**Record set:**
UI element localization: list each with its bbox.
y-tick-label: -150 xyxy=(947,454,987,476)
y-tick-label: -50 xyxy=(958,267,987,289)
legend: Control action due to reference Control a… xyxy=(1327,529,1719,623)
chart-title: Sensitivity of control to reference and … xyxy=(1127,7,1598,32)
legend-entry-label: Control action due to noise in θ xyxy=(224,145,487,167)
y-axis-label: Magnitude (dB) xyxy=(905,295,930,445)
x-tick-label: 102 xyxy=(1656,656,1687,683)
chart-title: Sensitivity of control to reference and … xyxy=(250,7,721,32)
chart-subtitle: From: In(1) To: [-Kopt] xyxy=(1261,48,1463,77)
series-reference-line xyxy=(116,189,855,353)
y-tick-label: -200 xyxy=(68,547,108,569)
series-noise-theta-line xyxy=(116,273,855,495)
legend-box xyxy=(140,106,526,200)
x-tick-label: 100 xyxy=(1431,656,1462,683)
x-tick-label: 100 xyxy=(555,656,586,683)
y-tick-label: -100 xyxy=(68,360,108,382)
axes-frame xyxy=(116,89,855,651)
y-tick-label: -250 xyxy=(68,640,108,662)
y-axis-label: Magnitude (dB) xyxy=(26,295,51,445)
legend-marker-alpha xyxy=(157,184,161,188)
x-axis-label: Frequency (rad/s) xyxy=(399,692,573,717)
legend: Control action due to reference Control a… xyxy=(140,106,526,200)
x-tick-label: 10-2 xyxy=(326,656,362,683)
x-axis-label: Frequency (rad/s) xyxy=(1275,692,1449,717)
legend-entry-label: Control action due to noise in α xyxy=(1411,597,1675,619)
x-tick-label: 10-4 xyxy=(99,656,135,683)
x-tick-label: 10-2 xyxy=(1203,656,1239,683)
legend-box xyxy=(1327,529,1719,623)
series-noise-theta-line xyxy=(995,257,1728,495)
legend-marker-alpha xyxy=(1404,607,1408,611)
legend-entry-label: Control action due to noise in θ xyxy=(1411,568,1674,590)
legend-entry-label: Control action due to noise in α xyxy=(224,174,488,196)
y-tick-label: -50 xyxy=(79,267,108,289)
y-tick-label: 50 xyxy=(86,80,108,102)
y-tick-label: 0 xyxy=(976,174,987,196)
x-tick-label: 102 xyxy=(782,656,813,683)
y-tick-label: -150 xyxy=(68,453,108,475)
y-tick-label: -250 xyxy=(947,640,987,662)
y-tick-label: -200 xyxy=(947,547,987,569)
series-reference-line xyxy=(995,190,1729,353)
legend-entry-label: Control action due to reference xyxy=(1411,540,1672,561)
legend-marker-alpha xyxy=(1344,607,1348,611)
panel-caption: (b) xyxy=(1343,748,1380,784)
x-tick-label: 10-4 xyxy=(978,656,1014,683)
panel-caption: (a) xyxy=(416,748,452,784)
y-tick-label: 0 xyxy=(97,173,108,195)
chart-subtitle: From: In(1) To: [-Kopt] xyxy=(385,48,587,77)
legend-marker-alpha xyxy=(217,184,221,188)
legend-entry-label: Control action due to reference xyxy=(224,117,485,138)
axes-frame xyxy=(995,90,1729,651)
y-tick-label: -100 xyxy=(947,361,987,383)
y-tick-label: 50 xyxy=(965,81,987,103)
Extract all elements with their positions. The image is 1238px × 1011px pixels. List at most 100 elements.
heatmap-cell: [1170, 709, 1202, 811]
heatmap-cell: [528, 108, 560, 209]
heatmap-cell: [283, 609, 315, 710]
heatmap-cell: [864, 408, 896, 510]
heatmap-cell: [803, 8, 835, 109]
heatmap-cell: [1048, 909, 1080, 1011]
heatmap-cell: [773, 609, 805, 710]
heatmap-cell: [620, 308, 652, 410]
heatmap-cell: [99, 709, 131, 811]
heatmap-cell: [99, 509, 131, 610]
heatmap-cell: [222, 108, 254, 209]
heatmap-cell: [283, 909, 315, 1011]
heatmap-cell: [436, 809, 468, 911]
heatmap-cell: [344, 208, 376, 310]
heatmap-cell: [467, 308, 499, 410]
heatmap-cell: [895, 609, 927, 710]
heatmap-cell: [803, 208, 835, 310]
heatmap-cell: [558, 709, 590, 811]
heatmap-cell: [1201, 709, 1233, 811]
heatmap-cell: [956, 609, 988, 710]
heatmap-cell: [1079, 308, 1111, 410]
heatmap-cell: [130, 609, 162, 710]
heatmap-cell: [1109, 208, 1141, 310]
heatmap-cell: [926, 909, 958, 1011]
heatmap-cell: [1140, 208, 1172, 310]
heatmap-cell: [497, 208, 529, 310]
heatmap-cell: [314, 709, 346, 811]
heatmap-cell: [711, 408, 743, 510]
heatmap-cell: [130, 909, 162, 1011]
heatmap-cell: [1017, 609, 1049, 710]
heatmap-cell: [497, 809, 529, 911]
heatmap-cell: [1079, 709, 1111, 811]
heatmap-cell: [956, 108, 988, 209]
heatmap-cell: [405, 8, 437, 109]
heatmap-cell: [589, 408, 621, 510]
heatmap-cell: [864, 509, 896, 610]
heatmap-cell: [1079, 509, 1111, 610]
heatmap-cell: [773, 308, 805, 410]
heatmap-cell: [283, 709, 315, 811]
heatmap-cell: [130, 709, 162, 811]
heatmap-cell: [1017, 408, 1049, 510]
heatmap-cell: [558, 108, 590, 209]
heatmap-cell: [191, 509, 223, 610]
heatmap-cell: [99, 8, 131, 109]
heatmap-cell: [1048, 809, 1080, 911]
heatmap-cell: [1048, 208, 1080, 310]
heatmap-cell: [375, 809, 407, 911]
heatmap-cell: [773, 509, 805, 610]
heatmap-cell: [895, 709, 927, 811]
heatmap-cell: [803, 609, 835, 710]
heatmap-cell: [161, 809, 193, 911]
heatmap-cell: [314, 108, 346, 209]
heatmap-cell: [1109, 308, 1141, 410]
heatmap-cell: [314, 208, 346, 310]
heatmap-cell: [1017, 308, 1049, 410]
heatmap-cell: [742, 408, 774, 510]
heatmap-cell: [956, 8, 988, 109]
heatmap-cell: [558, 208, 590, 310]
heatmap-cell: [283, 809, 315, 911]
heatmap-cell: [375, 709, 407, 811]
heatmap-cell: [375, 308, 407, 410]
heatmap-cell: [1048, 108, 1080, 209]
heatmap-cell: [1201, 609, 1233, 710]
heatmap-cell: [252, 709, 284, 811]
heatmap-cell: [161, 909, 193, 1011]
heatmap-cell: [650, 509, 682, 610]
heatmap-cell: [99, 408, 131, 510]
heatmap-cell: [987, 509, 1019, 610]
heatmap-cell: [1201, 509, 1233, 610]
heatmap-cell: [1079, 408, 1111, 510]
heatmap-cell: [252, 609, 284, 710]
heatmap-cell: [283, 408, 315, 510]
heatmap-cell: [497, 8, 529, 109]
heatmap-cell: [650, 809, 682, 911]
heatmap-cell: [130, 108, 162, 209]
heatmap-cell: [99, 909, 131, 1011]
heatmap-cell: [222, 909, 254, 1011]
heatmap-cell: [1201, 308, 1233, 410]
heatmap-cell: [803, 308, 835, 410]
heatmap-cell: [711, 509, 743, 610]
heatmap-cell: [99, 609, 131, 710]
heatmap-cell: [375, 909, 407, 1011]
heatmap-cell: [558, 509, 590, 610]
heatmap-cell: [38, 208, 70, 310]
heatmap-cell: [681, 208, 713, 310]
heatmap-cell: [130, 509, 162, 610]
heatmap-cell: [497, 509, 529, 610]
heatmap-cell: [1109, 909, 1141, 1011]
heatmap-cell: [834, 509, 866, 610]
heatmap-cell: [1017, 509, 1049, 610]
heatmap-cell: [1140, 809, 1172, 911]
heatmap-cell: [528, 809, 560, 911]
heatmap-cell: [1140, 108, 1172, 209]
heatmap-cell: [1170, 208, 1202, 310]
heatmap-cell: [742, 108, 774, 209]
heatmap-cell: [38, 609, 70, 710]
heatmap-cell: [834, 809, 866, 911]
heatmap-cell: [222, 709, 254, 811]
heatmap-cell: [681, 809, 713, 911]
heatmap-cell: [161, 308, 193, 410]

**Task prompt:**
Revise the lines from the first one through the one holding "y-tick-label: -200 xyxy=(68,547,108,569)", both included, so that "Magnitude (dB)" becomes "Gain (dB)" and nothing else changes.

**Finished exercise:**
UI element localization: list each with its bbox.
y-tick-label: -150 xyxy=(947,454,987,476)
y-tick-label: -50 xyxy=(958,267,987,289)
legend: Control action due to reference Control a… xyxy=(1327,529,1719,623)
chart-title: Sensitivity of control to reference and … xyxy=(1127,7,1598,32)
legend-entry-label: Control action due to noise in θ xyxy=(224,145,487,167)
y-axis-label: Gain (dB) xyxy=(905,295,930,445)
x-tick-label: 102 xyxy=(1656,656,1687,683)
chart-title: Sensitivity of control to reference and … xyxy=(250,7,721,32)
chart-subtitle: From: In(1) To: [-Kopt] xyxy=(1261,48,1463,77)
series-reference-line xyxy=(116,189,855,353)
y-tick-label: -200 xyxy=(68,547,108,569)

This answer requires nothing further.